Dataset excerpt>
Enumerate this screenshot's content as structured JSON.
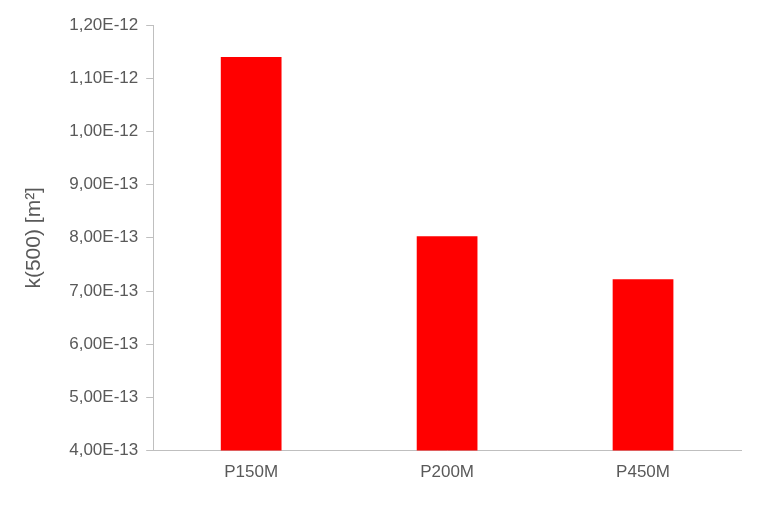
{
  "chart_data": {
    "type": "bar",
    "ylabel": "k(500) [m²]",
    "categories": [
      "P150M",
      "P200M",
      "P450M"
    ],
    "values": [
      1.14e-12,
      8.03e-13,
      7.22e-13
    ],
    "color": "#ff0000",
    "ylim": [
      4e-13,
      1.2e-12
    ],
    "yticks": [
      {
        "value": 4e-13,
        "label": "4,00E-13"
      },
      {
        "value": 5e-13,
        "label": "5,00E-13"
      },
      {
        "value": 6e-13,
        "label": "6,00E-13"
      },
      {
        "value": 7e-13,
        "label": "7,00E-13"
      },
      {
        "value": 8e-13,
        "label": "8,00E-13"
      },
      {
        "value": 9e-13,
        "label": "9,00E-13"
      },
      {
        "value": 1e-12,
        "label": "1,00E-12"
      },
      {
        "value": 1.1e-12,
        "label": "1,10E-12"
      },
      {
        "value": 1.2e-12,
        "label": "1,20E-12"
      }
    ],
    "grid": false
  }
}
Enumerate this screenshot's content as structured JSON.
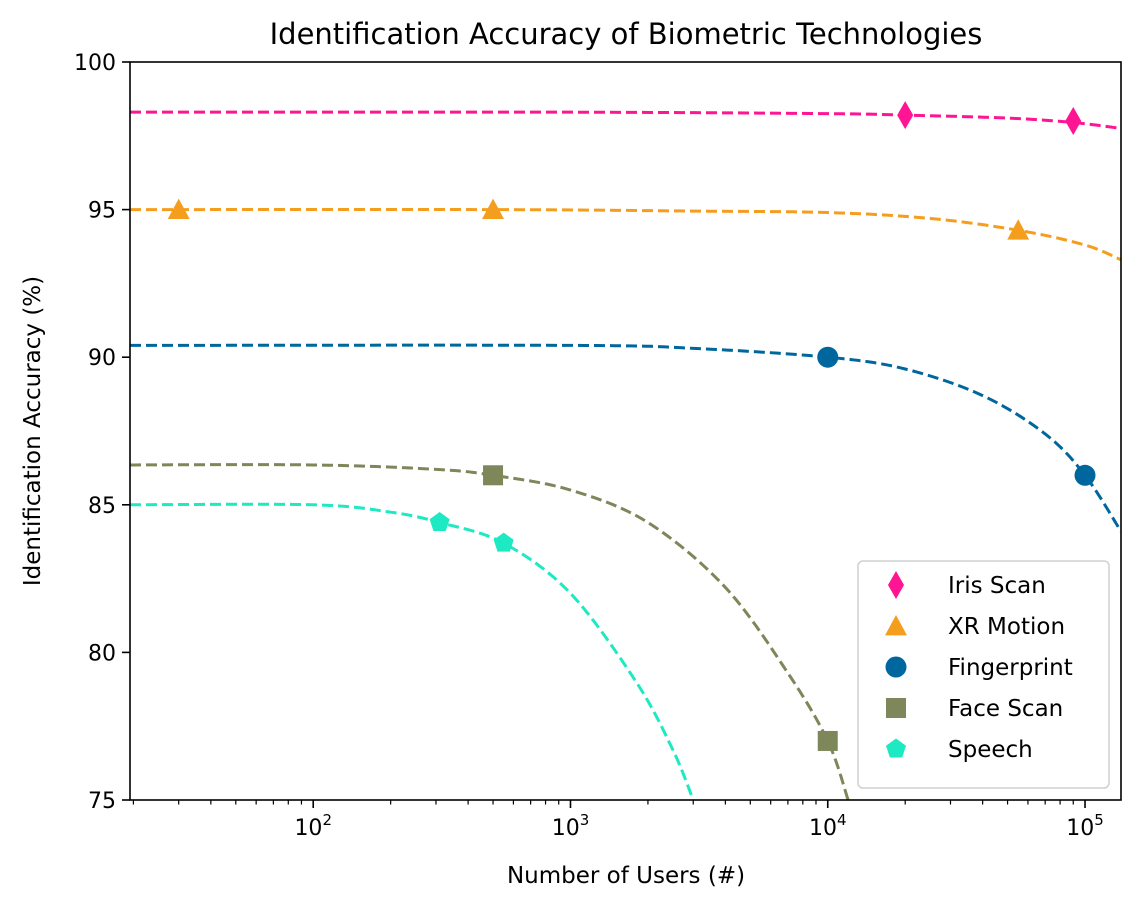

GOAL OF THE EXERCISE> Restate the data above word for word. Do not include the images.

THE COMPLETED TASK>
Enumerate this screenshot's content as structured JSON.
{
  "chart_data": {
    "type": "bar",
    "ylabel": "k(500) [m²]",
    "categories": [
      "P150M",
      "P200M",
      "P450M"
    ],
    "values": [
      1.14e-12,
      8.03e-13,
      7.22e-13
    ],
    "color": "#ff0000",
    "ylim": [
      4e-13,
      1.2e-12
    ],
    "yticks": [
      {
        "value": 4e-13,
        "label": "4,00E-13"
      },
      {
        "value": 5e-13,
        "label": "5,00E-13"
      },
      {
        "value": 6e-13,
        "label": "6,00E-13"
      },
      {
        "value": 7e-13,
        "label": "7,00E-13"
      },
      {
        "value": 8e-13,
        "label": "8,00E-13"
      },
      {
        "value": 9e-13,
        "label": "9,00E-13"
      },
      {
        "value": 1e-12,
        "label": "1,00E-12"
      },
      {
        "value": 1.1e-12,
        "label": "1,10E-12"
      },
      {
        "value": 1.2e-12,
        "label": "1,20E-12"
      }
    ],
    "grid": false
  }
}
Enumerate this screenshot's content as structured JSON.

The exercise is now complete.